[Given problem]: Copy each of the following entries line for line, without changing anything.

-- START OF Listing --

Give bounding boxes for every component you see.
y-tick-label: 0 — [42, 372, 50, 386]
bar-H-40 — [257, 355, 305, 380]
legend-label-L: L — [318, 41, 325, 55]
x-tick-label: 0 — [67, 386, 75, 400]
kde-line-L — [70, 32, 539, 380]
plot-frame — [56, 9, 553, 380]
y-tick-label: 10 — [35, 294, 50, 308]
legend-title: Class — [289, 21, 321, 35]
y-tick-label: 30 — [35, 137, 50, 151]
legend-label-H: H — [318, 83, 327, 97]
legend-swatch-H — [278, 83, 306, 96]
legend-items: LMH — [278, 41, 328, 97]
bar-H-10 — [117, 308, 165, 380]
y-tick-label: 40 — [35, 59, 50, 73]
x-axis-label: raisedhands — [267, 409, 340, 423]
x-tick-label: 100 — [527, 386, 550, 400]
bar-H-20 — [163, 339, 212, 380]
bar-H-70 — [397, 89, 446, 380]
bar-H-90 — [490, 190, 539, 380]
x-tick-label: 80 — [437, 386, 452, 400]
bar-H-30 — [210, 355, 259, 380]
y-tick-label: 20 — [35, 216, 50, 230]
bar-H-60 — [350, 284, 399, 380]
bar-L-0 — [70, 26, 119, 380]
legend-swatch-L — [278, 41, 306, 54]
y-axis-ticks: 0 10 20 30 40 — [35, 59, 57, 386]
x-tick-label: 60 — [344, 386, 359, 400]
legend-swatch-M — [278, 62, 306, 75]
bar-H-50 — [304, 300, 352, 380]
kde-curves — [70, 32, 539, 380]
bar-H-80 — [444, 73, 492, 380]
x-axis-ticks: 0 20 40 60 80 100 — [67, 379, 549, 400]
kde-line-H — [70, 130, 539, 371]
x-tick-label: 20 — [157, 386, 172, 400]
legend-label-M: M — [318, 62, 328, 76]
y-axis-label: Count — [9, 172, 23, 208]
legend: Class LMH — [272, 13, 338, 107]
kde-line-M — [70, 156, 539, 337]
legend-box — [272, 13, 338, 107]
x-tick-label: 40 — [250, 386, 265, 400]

-- END OF Listing --

[Correct output]:
Give bounding boxes for every component you see.
y-tick-label: 0 — [42, 372, 50, 386]
bar-H-40 — [257, 355, 305, 380]
legend-label-L: L — [318, 41, 325, 55]
x-tick-label: 0 — [67, 386, 75, 400]
kde-line-L — [70, 32, 539, 380]
plot-frame — [56, 9, 553, 380]
y-tick-label: 10 — [35, 294, 50, 308]
legend-title: Class — [289, 21, 321, 35]
y-tick-label: 30 — [35, 137, 50, 151]
legend-label-H: H — [318, 83, 327, 97]
legend-swatch-H — [278, 83, 306, 96]
legend-items: LMH — [278, 41, 328, 97]
bar-H-10 — [117, 308, 165, 380]
y-tick-label: 40 — [35, 59, 50, 73]
x-axis-label: raisedhands — [267, 409, 340, 423]
x-tick-label: 100 — [527, 386, 550, 400]
bar-H-20 — [163, 339, 212, 380]
bar-H-70 — [397, 89, 446, 380]
bar-H-90 — [490, 190, 539, 380]
x-tick-label: 80 — [437, 386, 452, 400]
bar-H-30 — [210, 355, 259, 380]
y-tick-label: 20 — [35, 216, 50, 230]
bar-H-60 — [350, 284, 399, 380]
bar-L-0 — [70, 26, 119, 380]
legend-swatch-L — [278, 41, 306, 54]
y-axis-ticks: 0 10 20 30 40 — [35, 59, 57, 386]
x-tick-label: 60 — [344, 386, 359, 400]
legend-swatch-M — [278, 62, 306, 75]
bar-H-50 — [304, 300, 352, 380]
kde-curves — [70, 32, 539, 380]
bar-H-80 — [444, 73, 492, 380]
x-axis-ticks: 0 20 40 60 80 100 — [67, 379, 549, 400]
kde-line-H — [70, 130, 539, 371]
x-tick-label: 20 — [157, 386, 172, 400]
legend-label-M: M — [318, 62, 328, 76]
y-axis-label: Count — [9, 172, 23, 208]
legend: Class LMH — [272, 13, 338, 107]
kde-line-M — [70, 156, 539, 337]
legend-box — [272, 13, 338, 107]
x-tick-label: 40 — [250, 386, 265, 400]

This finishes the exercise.